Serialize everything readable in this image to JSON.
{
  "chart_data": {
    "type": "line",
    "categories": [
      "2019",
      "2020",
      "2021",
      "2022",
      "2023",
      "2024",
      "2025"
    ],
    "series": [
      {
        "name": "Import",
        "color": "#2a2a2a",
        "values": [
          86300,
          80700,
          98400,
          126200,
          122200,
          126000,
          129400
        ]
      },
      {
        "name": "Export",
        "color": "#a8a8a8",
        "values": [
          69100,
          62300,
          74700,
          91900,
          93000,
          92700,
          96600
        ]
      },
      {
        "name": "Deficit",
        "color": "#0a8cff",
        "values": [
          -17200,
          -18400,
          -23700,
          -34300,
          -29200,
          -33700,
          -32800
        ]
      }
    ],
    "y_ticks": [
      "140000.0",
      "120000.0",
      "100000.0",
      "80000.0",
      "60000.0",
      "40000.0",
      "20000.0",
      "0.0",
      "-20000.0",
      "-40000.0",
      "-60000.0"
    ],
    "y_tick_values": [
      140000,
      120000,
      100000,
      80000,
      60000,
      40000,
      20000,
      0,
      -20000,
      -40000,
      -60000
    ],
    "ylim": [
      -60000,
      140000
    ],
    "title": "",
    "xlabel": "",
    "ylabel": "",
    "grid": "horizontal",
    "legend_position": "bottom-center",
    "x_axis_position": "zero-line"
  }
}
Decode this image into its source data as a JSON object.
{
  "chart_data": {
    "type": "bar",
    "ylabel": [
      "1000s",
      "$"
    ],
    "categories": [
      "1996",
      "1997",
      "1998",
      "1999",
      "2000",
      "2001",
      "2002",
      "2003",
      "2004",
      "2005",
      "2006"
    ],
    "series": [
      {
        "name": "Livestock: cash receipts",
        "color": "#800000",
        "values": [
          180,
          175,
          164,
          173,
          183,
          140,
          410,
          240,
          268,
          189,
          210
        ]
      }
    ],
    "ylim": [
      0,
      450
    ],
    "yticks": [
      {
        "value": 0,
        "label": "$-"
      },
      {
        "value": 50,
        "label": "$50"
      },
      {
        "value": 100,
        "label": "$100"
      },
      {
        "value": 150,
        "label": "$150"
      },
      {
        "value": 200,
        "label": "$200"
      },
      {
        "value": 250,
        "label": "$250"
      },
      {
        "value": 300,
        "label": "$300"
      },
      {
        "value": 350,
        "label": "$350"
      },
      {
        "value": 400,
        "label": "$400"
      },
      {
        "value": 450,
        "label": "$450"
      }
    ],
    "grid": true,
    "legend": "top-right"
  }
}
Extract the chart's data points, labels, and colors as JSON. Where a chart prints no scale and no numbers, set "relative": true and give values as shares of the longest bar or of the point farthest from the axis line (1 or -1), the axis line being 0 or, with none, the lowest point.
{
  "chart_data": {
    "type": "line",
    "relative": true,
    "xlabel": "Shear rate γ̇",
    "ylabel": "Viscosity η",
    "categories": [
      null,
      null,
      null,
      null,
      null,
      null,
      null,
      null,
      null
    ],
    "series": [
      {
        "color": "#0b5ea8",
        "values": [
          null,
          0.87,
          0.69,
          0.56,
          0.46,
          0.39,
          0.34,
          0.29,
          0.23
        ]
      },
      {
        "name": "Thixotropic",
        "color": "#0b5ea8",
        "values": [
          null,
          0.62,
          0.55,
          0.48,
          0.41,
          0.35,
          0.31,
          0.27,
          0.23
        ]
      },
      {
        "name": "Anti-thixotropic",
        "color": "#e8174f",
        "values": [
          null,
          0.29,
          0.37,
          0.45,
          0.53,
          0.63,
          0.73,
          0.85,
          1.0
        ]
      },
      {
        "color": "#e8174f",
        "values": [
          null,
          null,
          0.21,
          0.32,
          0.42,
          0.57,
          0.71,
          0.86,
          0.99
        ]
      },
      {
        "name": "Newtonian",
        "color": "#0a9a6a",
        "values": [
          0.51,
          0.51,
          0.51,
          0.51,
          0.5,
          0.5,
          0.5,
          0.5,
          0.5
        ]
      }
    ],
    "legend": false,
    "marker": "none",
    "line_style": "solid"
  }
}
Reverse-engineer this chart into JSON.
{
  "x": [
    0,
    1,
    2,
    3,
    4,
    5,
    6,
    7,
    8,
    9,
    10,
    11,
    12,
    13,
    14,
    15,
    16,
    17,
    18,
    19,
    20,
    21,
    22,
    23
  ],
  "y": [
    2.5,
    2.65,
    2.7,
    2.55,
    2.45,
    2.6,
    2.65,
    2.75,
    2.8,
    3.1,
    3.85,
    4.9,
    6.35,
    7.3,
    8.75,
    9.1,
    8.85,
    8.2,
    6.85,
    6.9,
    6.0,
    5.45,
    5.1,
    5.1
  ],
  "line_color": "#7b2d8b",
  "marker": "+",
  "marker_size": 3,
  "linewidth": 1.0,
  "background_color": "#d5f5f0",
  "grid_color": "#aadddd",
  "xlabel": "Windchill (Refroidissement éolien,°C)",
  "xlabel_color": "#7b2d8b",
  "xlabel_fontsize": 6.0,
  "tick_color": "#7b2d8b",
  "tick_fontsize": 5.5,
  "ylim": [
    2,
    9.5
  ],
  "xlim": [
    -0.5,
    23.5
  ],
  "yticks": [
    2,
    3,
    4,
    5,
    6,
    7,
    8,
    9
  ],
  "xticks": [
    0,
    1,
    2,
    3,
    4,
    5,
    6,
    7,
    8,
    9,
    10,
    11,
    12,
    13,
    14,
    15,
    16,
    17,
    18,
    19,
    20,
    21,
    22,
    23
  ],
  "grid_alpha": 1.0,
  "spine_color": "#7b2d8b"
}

→ **THE EXERCISE**: Say how many lines of the data include the string "this". Nothing other than the number should be given.

→ **FINAL ANSWER**: 3